__Task to complete__:
Return the lines below that carry the word "Daily".

__Data to use__:
+++++

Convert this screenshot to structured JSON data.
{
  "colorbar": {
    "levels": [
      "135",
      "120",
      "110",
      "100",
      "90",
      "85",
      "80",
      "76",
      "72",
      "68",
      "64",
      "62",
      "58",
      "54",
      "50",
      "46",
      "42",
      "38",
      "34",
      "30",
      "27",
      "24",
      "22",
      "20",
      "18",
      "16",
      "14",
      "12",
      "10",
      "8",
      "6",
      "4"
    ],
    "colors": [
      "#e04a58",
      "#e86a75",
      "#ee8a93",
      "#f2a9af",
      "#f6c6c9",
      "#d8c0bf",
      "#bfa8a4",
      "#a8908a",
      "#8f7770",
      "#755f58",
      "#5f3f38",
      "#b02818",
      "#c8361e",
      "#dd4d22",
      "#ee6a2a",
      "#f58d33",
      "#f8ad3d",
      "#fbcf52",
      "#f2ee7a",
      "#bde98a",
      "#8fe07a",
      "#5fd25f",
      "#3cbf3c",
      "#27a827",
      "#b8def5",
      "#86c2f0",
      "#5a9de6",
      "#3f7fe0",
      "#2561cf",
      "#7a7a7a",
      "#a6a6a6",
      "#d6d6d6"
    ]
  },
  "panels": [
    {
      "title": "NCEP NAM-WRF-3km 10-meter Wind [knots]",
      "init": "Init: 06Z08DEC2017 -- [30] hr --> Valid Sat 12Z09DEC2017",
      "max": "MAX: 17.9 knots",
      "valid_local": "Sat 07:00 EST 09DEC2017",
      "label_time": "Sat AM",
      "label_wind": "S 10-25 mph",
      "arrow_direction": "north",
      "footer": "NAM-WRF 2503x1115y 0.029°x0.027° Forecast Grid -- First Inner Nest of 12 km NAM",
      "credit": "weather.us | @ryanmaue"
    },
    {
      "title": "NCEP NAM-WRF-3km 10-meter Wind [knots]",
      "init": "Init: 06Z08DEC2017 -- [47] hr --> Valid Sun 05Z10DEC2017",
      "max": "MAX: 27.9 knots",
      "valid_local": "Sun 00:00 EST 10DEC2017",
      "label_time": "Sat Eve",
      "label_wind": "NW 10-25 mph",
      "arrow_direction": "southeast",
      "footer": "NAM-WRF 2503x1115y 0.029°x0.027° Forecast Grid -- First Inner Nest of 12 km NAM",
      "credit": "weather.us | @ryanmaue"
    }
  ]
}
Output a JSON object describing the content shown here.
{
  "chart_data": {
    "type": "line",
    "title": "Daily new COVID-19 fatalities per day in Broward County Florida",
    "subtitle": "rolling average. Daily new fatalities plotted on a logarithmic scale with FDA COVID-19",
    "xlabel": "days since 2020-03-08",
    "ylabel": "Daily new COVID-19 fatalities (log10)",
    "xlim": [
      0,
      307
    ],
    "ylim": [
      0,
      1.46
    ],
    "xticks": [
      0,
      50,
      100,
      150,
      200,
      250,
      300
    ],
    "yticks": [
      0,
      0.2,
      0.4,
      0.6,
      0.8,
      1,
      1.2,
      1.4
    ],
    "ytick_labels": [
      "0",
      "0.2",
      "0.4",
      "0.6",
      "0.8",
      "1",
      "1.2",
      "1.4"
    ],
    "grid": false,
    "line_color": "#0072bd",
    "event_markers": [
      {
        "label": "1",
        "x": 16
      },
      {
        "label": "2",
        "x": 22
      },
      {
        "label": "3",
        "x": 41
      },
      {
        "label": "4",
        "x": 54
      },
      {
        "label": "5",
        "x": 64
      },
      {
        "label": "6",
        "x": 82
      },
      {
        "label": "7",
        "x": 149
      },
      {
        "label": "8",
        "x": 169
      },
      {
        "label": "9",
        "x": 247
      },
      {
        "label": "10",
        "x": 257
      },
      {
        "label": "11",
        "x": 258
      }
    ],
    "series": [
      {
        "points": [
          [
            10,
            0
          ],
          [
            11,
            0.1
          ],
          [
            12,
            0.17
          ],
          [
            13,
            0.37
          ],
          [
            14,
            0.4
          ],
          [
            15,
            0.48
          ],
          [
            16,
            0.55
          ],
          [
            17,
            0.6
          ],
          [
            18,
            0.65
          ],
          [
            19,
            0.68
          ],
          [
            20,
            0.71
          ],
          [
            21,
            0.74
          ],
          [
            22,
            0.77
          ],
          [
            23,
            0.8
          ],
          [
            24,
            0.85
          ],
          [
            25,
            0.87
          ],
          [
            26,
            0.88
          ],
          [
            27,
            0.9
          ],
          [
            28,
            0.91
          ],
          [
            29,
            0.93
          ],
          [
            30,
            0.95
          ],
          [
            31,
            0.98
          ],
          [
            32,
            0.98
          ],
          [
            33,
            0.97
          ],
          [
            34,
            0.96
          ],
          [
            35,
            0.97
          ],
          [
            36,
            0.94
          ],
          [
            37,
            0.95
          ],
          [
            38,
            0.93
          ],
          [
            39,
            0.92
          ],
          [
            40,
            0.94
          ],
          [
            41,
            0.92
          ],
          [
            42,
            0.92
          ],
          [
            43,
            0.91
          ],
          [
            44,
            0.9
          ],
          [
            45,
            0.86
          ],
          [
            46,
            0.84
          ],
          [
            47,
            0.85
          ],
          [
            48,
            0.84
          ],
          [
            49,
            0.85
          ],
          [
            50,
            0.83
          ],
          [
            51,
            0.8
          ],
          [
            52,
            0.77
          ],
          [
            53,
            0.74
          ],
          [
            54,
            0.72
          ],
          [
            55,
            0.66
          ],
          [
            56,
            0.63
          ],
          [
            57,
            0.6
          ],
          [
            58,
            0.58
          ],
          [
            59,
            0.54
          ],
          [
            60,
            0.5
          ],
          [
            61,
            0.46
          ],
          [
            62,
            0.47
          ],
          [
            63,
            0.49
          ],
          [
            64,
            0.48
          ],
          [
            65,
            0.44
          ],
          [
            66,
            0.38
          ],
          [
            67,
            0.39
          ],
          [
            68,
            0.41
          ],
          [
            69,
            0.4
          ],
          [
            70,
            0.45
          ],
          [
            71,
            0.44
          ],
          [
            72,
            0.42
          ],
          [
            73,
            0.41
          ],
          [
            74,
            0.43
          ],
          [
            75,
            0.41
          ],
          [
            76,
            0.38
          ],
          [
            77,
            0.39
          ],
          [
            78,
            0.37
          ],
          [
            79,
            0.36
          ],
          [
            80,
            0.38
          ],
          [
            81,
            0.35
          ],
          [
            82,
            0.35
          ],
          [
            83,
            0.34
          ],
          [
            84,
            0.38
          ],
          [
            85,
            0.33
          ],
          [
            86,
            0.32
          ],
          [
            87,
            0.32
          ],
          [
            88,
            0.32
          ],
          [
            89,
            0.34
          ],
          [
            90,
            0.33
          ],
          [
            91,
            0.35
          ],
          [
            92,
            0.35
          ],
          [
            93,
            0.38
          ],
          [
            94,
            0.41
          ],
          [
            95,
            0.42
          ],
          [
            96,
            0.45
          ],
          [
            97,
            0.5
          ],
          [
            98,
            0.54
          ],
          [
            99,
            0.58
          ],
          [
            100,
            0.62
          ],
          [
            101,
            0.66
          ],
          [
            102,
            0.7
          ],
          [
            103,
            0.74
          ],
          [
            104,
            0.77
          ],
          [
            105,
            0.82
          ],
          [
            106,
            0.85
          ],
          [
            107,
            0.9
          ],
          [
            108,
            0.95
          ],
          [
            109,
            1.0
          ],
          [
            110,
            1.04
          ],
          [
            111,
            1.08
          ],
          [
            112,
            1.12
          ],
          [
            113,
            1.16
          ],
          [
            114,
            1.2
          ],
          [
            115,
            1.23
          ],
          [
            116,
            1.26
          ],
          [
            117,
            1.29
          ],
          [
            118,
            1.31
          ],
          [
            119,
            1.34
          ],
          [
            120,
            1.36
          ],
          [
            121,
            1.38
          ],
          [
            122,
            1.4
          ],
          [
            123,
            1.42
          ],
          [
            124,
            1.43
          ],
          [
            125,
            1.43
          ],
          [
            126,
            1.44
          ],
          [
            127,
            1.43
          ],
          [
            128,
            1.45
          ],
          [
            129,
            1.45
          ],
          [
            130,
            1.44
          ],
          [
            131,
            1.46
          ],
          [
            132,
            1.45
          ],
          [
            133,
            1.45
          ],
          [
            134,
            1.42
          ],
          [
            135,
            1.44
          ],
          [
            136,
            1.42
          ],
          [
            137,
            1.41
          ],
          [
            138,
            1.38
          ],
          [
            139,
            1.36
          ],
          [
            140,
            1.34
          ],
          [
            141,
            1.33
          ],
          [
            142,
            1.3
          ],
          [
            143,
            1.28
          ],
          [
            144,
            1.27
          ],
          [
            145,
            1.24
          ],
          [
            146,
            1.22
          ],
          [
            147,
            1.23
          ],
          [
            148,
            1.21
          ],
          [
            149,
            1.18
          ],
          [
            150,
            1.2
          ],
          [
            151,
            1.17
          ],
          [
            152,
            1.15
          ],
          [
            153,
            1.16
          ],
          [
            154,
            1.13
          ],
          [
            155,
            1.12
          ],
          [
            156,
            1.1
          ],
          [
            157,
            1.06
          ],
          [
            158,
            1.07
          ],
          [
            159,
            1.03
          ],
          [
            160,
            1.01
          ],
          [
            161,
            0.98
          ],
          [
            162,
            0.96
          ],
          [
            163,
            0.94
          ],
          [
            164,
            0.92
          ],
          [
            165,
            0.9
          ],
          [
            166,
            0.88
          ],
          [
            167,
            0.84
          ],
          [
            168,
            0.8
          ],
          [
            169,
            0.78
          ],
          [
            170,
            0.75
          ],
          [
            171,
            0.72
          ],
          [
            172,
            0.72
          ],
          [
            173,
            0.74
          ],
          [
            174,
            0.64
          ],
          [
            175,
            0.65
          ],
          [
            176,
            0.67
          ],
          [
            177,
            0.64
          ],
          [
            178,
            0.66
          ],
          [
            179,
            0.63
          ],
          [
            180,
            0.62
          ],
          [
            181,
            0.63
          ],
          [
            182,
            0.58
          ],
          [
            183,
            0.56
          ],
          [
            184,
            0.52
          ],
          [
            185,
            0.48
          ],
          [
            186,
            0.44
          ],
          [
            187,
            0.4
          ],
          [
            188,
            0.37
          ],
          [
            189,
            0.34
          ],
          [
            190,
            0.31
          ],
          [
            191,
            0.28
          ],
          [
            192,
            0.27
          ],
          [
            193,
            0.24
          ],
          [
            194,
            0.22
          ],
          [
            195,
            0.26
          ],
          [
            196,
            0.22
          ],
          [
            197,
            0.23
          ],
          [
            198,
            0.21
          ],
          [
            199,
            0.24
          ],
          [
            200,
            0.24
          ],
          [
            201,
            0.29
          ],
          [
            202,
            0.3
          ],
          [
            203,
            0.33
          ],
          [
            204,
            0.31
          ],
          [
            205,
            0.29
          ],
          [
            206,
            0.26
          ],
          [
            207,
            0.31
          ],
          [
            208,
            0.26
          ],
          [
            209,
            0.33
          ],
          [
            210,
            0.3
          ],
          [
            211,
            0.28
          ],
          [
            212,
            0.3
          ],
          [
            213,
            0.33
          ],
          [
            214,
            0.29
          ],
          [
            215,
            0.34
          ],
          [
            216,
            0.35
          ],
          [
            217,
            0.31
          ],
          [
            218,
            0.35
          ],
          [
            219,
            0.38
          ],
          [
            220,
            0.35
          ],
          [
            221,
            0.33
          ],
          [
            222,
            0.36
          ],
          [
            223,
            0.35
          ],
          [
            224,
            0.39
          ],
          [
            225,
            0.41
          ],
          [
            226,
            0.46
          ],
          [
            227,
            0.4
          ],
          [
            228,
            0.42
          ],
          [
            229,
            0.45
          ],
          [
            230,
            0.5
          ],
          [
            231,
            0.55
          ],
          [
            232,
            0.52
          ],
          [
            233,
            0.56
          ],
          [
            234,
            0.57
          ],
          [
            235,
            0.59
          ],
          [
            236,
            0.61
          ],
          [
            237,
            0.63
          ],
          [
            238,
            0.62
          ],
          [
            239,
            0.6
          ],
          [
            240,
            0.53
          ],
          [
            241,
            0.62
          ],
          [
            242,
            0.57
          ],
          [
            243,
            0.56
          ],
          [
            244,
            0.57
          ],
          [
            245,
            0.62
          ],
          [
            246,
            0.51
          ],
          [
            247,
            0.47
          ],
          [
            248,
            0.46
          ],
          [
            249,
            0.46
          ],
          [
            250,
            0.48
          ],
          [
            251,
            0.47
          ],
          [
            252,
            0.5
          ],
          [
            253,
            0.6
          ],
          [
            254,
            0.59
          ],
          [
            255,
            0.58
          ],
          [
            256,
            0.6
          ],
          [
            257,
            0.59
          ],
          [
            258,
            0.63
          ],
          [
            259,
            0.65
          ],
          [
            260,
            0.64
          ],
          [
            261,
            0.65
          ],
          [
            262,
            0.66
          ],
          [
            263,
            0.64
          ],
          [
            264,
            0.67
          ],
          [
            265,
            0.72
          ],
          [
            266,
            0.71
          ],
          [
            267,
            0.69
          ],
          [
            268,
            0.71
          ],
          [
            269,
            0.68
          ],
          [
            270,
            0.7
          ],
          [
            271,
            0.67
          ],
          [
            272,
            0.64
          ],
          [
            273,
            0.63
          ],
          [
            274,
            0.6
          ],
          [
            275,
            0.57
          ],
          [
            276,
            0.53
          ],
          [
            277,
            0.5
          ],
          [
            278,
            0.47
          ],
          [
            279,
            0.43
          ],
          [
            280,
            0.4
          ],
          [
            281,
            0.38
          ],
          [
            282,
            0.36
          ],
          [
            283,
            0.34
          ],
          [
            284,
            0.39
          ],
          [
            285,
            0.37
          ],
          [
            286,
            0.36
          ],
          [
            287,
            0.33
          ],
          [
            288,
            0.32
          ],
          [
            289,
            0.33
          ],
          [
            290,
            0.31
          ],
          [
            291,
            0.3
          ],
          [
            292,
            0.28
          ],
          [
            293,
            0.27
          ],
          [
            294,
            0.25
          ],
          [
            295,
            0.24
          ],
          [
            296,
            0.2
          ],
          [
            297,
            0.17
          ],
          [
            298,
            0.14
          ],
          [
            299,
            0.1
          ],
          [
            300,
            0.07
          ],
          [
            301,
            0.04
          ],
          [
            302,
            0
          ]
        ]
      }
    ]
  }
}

+++++

__Final result__:
    "title": "Daily new COVID-19 fatalities per day in Broward County Florida",
    "subtitle": "rolling average. Daily new fatalities plotted on a logarithmic scale with FDA COVID-19",
    "ylabel": "Daily new COVID-19 fatalities (log10)",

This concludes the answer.